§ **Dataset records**

--- BEGIN ---

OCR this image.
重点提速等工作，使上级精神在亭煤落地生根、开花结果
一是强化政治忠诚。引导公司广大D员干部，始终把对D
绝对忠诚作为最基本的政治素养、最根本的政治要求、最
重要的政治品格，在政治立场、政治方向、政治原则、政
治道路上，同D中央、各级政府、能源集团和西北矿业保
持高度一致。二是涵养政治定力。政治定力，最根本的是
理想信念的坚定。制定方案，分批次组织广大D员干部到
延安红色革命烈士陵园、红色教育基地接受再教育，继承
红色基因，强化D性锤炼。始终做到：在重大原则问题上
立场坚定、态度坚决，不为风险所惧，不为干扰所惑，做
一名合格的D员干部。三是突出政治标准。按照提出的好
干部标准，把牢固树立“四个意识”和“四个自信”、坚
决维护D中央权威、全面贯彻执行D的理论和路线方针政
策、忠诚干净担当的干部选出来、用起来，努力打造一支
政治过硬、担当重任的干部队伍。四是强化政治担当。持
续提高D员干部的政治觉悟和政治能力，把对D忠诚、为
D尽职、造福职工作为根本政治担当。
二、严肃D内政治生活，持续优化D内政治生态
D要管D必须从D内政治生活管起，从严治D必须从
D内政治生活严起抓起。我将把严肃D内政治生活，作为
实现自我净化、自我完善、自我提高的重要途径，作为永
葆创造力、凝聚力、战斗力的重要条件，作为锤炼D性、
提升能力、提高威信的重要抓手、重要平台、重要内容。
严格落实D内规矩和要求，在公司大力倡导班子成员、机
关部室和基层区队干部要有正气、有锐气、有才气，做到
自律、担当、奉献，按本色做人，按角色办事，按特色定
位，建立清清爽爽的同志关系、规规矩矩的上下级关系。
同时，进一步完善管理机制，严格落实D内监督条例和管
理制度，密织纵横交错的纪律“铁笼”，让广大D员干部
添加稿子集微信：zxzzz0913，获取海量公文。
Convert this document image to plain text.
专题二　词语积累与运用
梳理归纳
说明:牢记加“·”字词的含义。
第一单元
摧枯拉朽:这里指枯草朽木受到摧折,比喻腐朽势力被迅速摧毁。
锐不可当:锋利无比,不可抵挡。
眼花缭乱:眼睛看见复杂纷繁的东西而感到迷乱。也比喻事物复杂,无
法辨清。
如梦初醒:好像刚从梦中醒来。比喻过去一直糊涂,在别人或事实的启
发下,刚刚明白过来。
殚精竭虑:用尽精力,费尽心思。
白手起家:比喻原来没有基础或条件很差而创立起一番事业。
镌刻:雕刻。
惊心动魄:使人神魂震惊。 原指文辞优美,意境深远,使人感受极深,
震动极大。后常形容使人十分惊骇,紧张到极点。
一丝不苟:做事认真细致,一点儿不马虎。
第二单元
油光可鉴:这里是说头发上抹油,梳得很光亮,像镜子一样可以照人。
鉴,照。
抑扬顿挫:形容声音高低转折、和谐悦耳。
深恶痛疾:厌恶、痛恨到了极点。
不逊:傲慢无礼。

--- END ---
--- BEGIN ---

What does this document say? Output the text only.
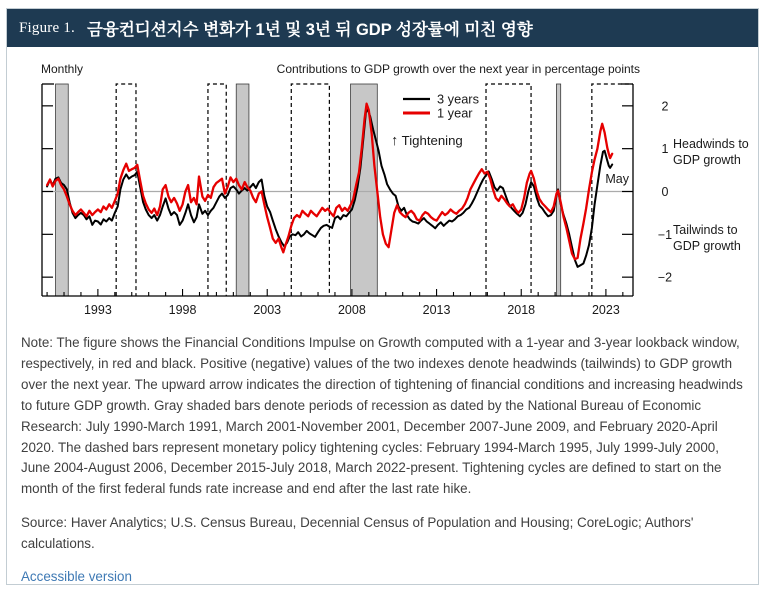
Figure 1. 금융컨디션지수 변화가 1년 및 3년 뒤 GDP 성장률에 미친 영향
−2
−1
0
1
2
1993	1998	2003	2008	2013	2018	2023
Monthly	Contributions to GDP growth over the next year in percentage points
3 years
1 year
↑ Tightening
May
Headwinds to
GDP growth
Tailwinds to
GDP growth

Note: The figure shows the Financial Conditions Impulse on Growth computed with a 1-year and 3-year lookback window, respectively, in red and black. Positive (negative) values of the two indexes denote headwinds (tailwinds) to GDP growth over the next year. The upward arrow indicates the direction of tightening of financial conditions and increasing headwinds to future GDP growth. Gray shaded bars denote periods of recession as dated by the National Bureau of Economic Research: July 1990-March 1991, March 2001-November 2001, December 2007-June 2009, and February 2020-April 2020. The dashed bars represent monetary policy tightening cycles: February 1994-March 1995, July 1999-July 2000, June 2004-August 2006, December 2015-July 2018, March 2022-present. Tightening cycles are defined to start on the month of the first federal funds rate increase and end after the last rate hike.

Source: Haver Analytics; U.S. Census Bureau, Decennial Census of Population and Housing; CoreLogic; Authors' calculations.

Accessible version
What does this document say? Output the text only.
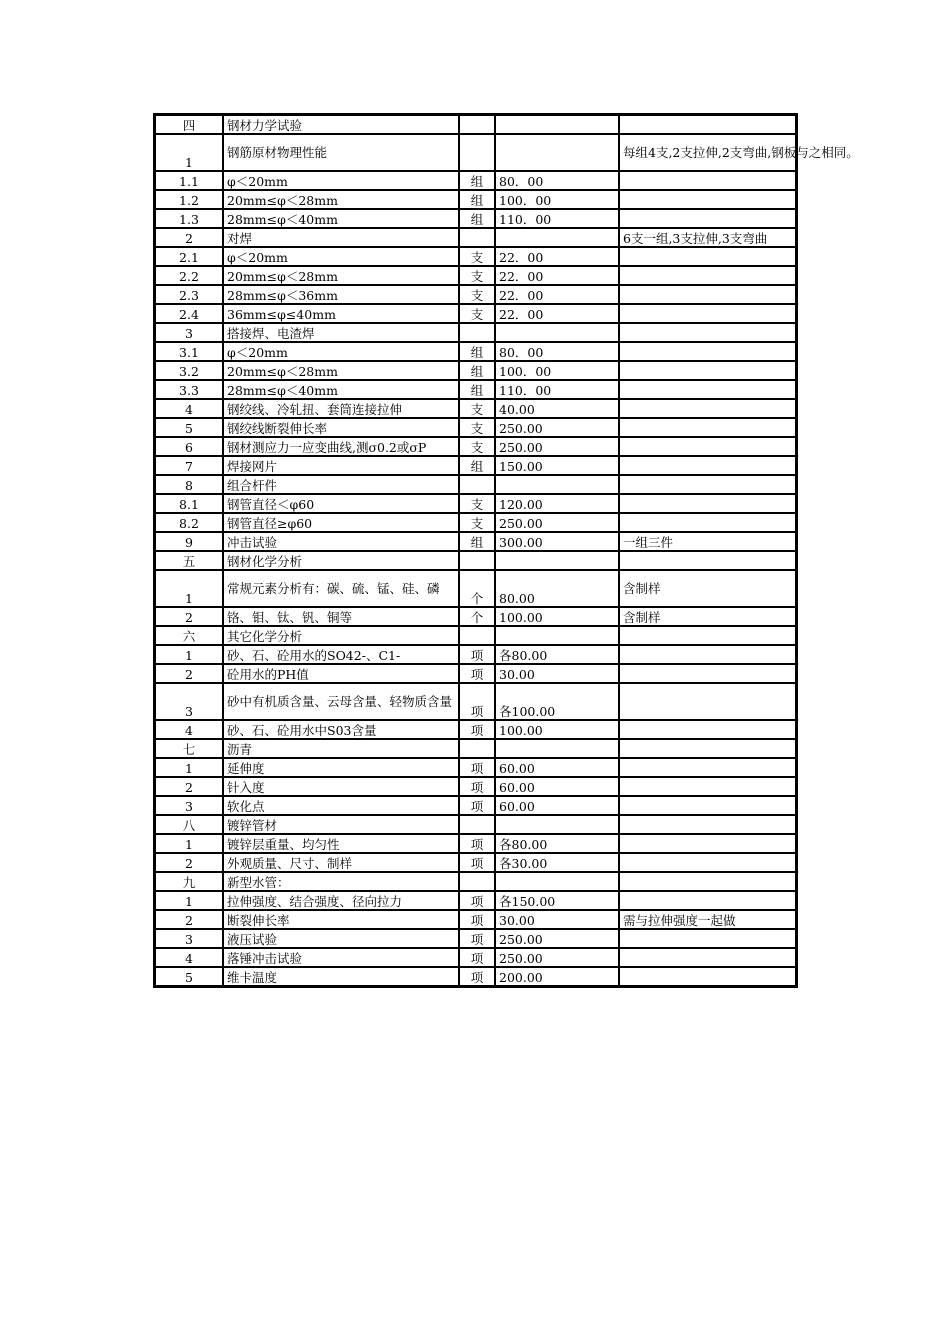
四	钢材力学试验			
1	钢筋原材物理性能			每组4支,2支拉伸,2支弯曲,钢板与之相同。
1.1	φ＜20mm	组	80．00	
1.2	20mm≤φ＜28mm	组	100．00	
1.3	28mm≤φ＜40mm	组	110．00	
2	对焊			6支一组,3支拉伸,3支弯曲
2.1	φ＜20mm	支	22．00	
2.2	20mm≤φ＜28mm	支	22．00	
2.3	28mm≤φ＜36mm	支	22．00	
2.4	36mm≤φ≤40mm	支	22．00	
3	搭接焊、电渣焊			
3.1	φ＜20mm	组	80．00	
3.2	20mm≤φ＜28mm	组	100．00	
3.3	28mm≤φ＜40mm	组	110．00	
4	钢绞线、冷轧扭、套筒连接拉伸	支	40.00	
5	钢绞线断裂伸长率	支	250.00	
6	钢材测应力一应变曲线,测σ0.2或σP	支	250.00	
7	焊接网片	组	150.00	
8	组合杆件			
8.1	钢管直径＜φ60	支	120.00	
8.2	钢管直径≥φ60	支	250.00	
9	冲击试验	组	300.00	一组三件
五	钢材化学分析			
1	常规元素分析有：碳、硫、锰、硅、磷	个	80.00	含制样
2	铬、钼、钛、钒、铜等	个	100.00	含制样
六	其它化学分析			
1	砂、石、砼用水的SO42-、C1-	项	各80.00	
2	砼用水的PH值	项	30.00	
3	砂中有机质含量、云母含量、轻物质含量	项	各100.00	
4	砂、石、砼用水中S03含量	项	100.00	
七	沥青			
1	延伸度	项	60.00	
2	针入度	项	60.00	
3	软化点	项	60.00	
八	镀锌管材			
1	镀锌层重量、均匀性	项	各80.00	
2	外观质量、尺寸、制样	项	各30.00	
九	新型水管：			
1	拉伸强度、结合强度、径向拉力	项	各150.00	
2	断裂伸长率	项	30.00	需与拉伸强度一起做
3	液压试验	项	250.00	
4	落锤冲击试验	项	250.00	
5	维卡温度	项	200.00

--- END ---
--- BEGIN ---

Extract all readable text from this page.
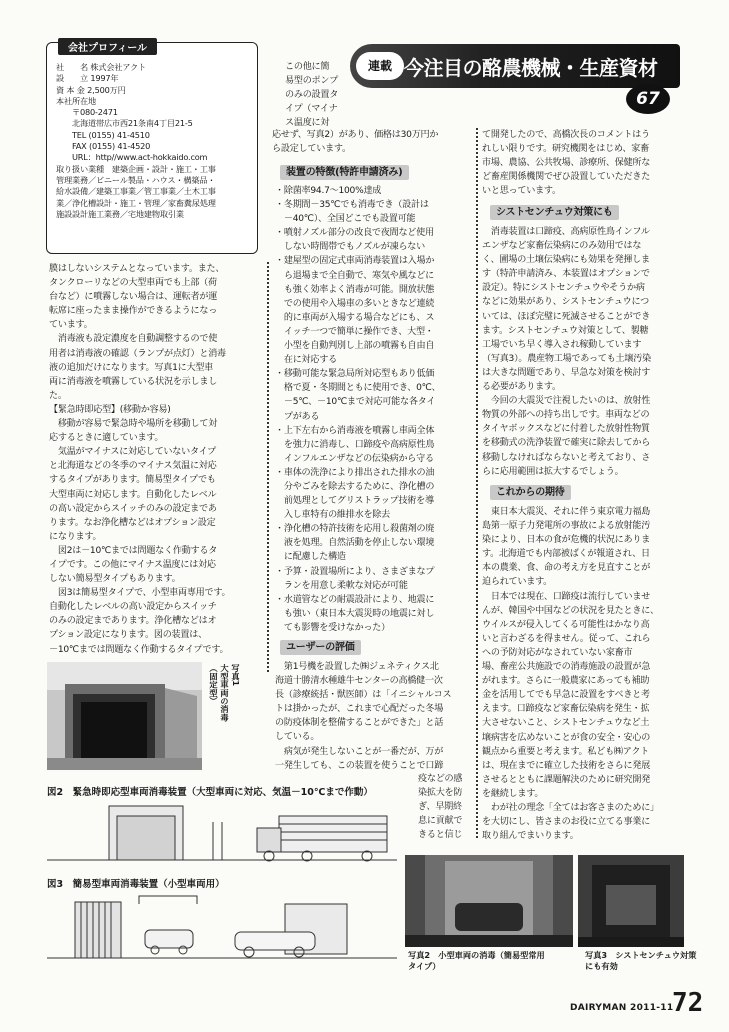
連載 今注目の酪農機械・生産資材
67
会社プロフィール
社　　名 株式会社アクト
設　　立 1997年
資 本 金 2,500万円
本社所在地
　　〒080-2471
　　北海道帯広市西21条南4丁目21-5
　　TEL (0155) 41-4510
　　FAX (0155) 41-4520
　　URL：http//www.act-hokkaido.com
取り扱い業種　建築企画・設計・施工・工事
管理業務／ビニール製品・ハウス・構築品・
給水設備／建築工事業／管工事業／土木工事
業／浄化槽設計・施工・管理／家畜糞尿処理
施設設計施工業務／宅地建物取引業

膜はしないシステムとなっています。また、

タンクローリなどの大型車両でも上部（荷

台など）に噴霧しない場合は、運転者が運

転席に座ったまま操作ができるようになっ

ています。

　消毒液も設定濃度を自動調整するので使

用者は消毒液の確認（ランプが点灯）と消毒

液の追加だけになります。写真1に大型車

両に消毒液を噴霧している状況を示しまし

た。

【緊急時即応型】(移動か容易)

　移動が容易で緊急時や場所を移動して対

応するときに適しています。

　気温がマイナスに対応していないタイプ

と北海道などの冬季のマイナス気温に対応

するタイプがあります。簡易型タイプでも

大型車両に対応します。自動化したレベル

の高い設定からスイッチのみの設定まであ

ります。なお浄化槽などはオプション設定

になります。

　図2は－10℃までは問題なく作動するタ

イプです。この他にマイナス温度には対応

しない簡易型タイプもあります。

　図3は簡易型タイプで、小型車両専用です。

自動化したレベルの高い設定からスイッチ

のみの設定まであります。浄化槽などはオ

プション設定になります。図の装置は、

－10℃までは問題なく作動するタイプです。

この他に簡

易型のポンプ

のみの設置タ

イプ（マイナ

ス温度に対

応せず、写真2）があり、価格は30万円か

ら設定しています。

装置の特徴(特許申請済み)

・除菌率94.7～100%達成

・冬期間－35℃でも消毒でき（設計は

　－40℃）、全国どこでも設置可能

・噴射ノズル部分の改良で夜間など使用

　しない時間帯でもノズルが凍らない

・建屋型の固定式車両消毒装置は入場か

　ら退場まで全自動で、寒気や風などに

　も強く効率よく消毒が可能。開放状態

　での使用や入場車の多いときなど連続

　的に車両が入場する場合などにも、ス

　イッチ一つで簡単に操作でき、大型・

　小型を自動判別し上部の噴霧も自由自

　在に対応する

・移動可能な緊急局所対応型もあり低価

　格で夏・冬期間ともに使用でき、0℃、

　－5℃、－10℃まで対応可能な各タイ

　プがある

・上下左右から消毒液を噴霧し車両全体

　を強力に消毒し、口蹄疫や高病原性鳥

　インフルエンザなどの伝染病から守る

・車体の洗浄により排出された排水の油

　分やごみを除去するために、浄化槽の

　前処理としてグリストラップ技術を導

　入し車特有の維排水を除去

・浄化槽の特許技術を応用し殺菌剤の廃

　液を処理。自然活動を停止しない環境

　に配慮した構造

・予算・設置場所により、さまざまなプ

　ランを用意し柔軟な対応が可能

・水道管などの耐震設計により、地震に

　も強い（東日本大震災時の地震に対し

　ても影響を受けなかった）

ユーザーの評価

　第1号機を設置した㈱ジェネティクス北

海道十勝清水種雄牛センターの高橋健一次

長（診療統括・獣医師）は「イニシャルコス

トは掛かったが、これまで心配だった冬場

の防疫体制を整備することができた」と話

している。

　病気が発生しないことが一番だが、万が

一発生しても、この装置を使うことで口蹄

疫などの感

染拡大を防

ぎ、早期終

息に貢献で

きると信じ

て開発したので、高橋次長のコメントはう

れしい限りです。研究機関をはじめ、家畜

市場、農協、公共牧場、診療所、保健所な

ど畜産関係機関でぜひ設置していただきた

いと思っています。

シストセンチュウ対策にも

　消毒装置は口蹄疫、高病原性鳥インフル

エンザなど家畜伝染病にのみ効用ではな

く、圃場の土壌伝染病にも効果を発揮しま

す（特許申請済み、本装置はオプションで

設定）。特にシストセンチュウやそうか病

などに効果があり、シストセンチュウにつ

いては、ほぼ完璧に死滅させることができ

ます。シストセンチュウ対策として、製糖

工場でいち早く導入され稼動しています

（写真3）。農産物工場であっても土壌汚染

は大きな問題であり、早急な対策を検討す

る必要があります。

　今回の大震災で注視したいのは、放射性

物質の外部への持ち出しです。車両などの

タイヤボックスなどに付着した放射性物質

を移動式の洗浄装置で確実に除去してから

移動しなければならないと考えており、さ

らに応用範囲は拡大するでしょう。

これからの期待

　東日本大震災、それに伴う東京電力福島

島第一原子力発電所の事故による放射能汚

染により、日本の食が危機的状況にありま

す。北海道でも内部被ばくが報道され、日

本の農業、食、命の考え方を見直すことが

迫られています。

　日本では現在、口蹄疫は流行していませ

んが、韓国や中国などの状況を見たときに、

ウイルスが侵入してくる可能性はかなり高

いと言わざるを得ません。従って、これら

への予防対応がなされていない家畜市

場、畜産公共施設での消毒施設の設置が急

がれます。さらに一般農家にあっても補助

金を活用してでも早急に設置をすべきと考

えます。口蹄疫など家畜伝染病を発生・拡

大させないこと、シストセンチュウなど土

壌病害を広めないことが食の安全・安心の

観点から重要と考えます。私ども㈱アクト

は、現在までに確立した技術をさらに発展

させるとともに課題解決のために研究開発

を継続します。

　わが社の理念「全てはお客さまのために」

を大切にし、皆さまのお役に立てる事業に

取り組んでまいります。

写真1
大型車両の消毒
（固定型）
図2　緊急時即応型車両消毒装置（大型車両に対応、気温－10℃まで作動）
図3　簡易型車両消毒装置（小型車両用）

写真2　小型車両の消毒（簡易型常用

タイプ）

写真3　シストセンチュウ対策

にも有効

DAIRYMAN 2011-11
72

--- END ---

§ **The task**
Each line that contains the word "image" counts toward the total; give only that total.

§ **Final answer**
2